| Written request |
Your task is to count the lines of the entries below that include the word "initial" and to give only the resulting number.

Data items:
START
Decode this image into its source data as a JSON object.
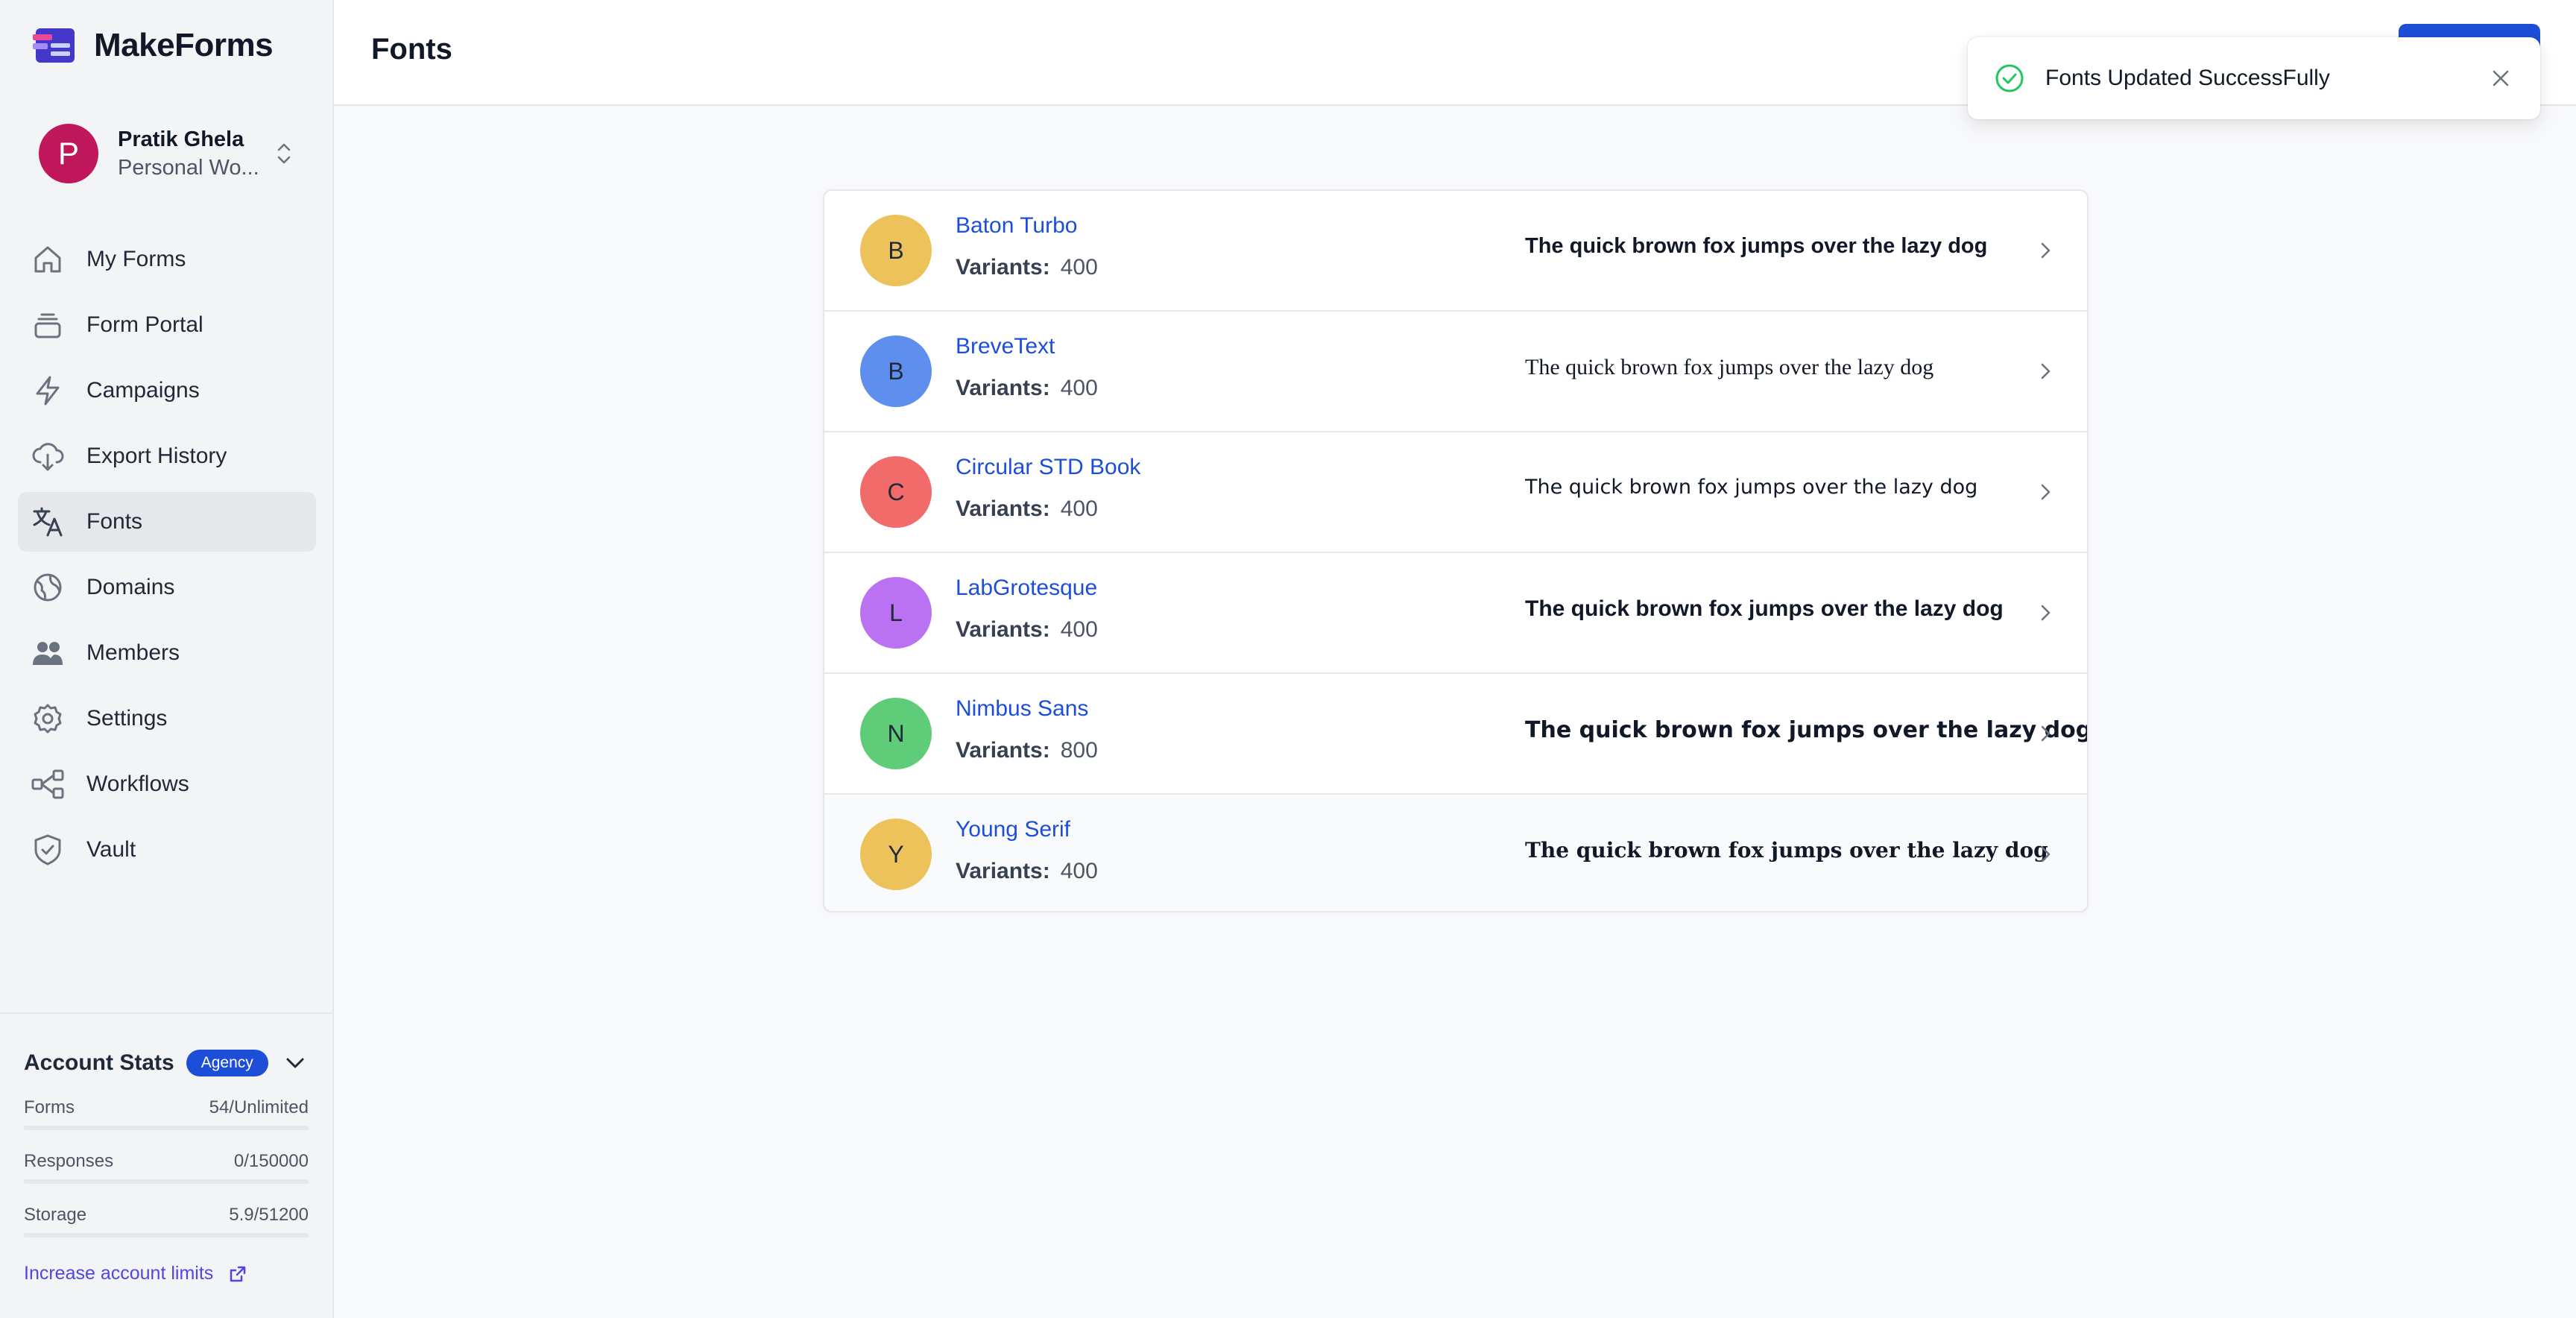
{
  "app": {
    "name": "MakeForms"
  },
  "workspace": {
    "initial": "P",
    "name": "Pratik Ghela",
    "subtitle": "Personal Wo..."
  },
  "nav": {
    "items": [
      {
        "label": "My Forms",
        "icon": "home-icon",
        "active": false
      },
      {
        "label": "Form Portal",
        "icon": "stack-icon",
        "active": false
      },
      {
        "label": "Campaigns",
        "icon": "lightning-icon",
        "active": false
      },
      {
        "label": "Export History",
        "icon": "cloud-download-icon",
        "active": false
      },
      {
        "label": "Fonts",
        "icon": "translate-icon",
        "active": true
      },
      {
        "label": "Domains",
        "icon": "globe-icon",
        "active": false
      },
      {
        "label": "Members",
        "icon": "users-icon",
        "active": false
      },
      {
        "label": "Settings",
        "icon": "gear-icon",
        "active": false
      },
      {
        "label": "Workflows",
        "icon": "workflow-icon",
        "active": false
      },
      {
        "label": "Vault",
        "icon": "shield-icon",
        "active": false
      }
    ]
  },
  "account_stats": {
    "title": "Account Stats",
    "badge": "Agency",
    "stats": [
      {
        "label": "Forms",
        "value": "54/Unlimited"
      },
      {
        "label": "Responses",
        "value": "0/150000"
      },
      {
        "label": "Storage",
        "value": "5.9/51200"
      }
    ],
    "increase_link": "Increase account limits"
  },
  "header": {
    "title": "Fonts"
  },
  "toast": {
    "message": "Fonts Updated SuccessFully"
  },
  "fonts": {
    "variants_label": "Variants:",
    "sample_text": "The quick brown fox jumps over the lazy dog",
    "items": [
      {
        "initial": "B",
        "name": "Baton Turbo",
        "variants": "400",
        "color": "#eec25a"
      },
      {
        "initial": "B",
        "name": "BreveText",
        "variants": "400",
        "color": "#5f8fee"
      },
      {
        "initial": "C",
        "name": "Circular STD Book",
        "variants": "400",
        "color": "#f26b6b"
      },
      {
        "initial": "L",
        "name": "LabGrotesque",
        "variants": "400",
        "color": "#bb72f2"
      },
      {
        "initial": "N",
        "name": "Nimbus Sans",
        "variants": "800",
        "color": "#5fcc7a"
      },
      {
        "initial": "Y",
        "name": "Young Serif",
        "variants": "400",
        "color": "#eec25a"
      }
    ]
  },
  "colors": {
    "accent": "#1d4ed8",
    "active_nav": "#e5e7eb",
    "success": "#22c55e"
  }
}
END
| Result below |
7